_Requirements_
Which lines of the records contain "这个称谓"? Collect every one of them.

— START OF Source data —

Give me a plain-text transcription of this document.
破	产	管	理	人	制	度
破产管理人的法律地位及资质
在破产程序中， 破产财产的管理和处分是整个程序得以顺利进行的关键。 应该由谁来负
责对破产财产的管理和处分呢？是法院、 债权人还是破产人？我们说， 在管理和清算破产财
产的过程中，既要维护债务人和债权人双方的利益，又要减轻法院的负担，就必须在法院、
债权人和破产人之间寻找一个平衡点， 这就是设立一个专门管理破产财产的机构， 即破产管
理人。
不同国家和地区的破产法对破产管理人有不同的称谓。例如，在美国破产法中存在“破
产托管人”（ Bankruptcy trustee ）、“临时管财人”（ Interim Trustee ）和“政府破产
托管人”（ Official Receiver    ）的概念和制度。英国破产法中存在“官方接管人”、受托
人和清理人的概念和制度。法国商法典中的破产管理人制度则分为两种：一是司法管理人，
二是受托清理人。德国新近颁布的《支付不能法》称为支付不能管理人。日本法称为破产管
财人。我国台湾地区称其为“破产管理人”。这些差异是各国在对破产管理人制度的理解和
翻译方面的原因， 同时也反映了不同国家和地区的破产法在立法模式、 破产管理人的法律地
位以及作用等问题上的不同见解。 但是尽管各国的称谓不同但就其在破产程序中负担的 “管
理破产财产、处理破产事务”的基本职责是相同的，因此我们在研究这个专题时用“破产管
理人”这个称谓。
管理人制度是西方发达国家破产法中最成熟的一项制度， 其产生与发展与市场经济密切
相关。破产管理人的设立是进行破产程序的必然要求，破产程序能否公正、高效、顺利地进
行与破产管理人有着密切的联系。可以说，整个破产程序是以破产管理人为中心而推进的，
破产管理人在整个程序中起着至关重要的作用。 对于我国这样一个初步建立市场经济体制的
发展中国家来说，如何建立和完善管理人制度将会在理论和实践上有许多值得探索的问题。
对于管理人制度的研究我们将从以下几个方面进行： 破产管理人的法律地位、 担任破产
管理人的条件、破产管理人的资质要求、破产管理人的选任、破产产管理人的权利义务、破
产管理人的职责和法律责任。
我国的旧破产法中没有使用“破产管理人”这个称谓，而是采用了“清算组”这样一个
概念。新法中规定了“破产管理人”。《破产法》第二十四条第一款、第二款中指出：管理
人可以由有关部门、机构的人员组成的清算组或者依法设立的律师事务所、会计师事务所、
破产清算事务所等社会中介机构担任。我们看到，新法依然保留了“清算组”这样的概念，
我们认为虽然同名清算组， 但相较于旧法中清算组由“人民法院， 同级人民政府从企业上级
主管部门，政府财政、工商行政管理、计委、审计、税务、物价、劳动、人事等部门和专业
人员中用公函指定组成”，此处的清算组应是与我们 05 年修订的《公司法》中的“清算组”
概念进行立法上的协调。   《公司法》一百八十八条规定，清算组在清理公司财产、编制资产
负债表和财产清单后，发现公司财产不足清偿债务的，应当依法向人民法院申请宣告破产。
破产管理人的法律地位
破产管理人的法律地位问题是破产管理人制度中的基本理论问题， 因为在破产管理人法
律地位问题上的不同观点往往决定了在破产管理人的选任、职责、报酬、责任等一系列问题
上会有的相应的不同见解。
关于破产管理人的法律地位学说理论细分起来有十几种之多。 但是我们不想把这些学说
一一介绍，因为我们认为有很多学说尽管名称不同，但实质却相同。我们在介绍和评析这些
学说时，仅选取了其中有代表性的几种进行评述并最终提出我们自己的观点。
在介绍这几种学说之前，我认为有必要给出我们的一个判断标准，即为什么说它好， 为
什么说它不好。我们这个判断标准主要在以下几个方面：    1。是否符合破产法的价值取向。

— END OF Source data —

_Expected output_
理人”这个称谓。
我国的旧破产法中没有使用“破产管理人”这个称谓，而是采用了“清算组”这样一个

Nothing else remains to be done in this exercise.